"""

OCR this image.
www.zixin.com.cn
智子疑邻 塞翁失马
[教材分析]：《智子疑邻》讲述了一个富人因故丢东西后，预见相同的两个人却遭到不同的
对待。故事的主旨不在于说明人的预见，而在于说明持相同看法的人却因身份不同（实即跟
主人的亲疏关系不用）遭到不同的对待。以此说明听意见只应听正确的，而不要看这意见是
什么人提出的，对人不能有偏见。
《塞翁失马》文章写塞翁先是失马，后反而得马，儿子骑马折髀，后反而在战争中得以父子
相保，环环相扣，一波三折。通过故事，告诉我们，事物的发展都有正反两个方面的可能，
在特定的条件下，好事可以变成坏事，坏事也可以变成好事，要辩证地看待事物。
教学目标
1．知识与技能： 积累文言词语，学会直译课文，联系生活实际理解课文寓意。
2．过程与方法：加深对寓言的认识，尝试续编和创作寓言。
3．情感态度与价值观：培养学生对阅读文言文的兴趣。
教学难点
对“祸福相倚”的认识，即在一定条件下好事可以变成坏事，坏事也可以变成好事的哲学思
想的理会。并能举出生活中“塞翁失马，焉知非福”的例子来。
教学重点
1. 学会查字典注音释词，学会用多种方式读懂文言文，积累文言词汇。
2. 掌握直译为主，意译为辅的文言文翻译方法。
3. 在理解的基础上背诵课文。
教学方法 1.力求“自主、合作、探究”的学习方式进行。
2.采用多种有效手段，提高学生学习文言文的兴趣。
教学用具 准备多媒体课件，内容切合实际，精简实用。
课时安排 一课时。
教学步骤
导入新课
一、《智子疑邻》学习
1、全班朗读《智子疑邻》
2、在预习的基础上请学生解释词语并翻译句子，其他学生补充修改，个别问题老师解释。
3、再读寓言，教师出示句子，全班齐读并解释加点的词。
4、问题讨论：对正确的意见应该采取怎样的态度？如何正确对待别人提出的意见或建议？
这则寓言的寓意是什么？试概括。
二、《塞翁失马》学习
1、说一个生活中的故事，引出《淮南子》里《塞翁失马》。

"""

Task statement: Repeat the records above exactly.

Task result:
OCR this image.
www.zixin.com.cn
智子疑邻 塞翁失马
[教材分析]：《智子疑邻》讲述了一个富人因故丢东西后，预见相同的两个人却遭到不同的
对待。故事的主旨不在于说明人的预见，而在于说明持相同看法的人却因身份不同（实即跟
主人的亲疏关系不用）遭到不同的对待。以此说明听意见只应听正确的，而不要看这意见是
什么人提出的，对人不能有偏见。
《塞翁失马》文章写塞翁先是失马，后反而得马，儿子骑马折髀，后反而在战争中得以父子
相保，环环相扣，一波三折。通过故事，告诉我们，事物的发展都有正反两个方面的可能，
在特定的条件下，好事可以变成坏事，坏事也可以变成好事，要辩证地看待事物。
教学目标
1．知识与技能： 积累文言词语，学会直译课文，联系生活实际理解课文寓意。
2．过程与方法：加深对寓言的认识，尝试续编和创作寓言。
3．情感态度与价值观：培养学生对阅读文言文的兴趣。
教学难点
对“祸福相倚”的认识，即在一定条件下好事可以变成坏事，坏事也可以变成好事的哲学思
想的理会。并能举出生活中“塞翁失马，焉知非福”的例子来。
教学重点
1. 学会查字典注音释词，学会用多种方式读懂文言文，积累文言词汇。
2. 掌握直译为主，意译为辅的文言文翻译方法。
3. 在理解的基础上背诵课文。
教学方法 1.力求“自主、合作、探究”的学习方式进行。
2.采用多种有效手段，提高学生学习文言文的兴趣。
教学用具 准备多媒体课件，内容切合实际，精简实用。
课时安排 一课时。
教学步骤
导入新课
一、《智子疑邻》学习
1、全班朗读《智子疑邻》
2、在预习的基础上请学生解释词语并翻译句子，其他学生补充修改，个别问题老师解释。
3、再读寓言，教师出示句子，全班齐读并解释加点的词。
4、问题讨论：对正确的意见应该采取怎样的态度？如何正确对待别人提出的意见或建议？
这则寓言的寓意是什么？试概括。
二、《塞翁失马》学习
1、说一个生活中的故事，引出《淮南子》里《塞翁失马》。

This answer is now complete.